EXERCISE REQUIREMENTS -> Extract all lines that hold "nightly" from the records below.

------ SUPPLIED DATA ------

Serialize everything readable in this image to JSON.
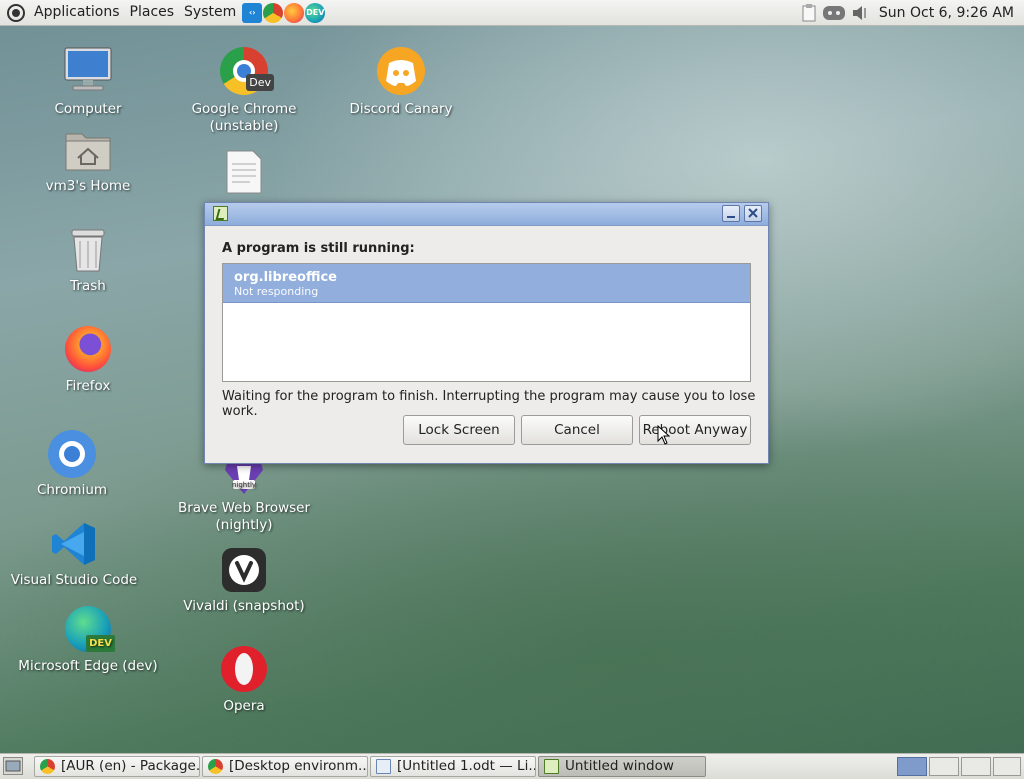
{
  "top_panel": {
    "menus": [
      "Applications",
      "Places",
      "System"
    ],
    "launchers": [
      {
        "icon": "vscode-icon",
        "color": "#1f84d3"
      },
      {
        "icon": "chrome-dev-icon",
        "color": "#d8412f"
      },
      {
        "icon": "firefox-icon",
        "color": "#ff7139"
      },
      {
        "icon": "edge-dev-icon",
        "color": "#1aa1b8"
      }
    ],
    "clock": "Sun Oct  6,  9:26 AM"
  },
  "desktop_icons": [
    {
      "label": "Computer",
      "icon": "computer-icon"
    },
    {
      "label": "vm3's Home",
      "icon": "home-folder-icon"
    },
    {
      "label": "Trash",
      "icon": "trash-icon"
    },
    {
      "label": "Firefox",
      "icon": "firefox-icon"
    },
    {
      "label": "Chromium",
      "icon": "chromium-icon"
    },
    {
      "label": "Visual Studio Code",
      "icon": "vscode-icon"
    },
    {
      "label": "Microsoft Edge (dev)",
      "icon": "edge-dev-icon"
    },
    {
      "label": "Google Chrome (unstable)",
      "icon": "chrome-dev-icon"
    },
    {
      "label": "Discord Canary",
      "icon": "discord-icon"
    },
    {
      "label": "Brave Web Browser (nightly)",
      "icon": "brave-nightly-icon"
    },
    {
      "label": "Vivaldi (snapshot)",
      "icon": "vivaldi-icon"
    },
    {
      "label": "Opera",
      "icon": "opera-icon"
    }
  ],
  "dialog": {
    "heading": "A program is still running:",
    "programs": [
      {
        "name": "org.libreoffice",
        "status": "Not responding"
      }
    ],
    "message": "Waiting for the program to finish.  Interrupting the program may cause you to lose work.",
    "buttons": {
      "lock": "Lock Screen",
      "cancel": "Cancel",
      "reboot": "Reboot Anyway"
    }
  },
  "taskbar": {
    "tasks": [
      {
        "label": "[AUR (en) - Package...",
        "icon": "chrome-icon"
      },
      {
        "label": "[Desktop environm...",
        "icon": "chrome-icon"
      },
      {
        "label": "[Untitled 1.odt — Li...",
        "icon": "writer-icon"
      },
      {
        "label": "Untitled window",
        "icon": "exit-icon"
      }
    ]
  },
  "colors": {
    "dialog_titlebar": "#9fb9e2",
    "selection": "#91aedd",
    "workspace_active": "#7f9bcb"
  }
}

------

TASK OUTPUT ->
      "label": "Brave Web Browser (nightly)",
      "icon": "brave-nightly-icon"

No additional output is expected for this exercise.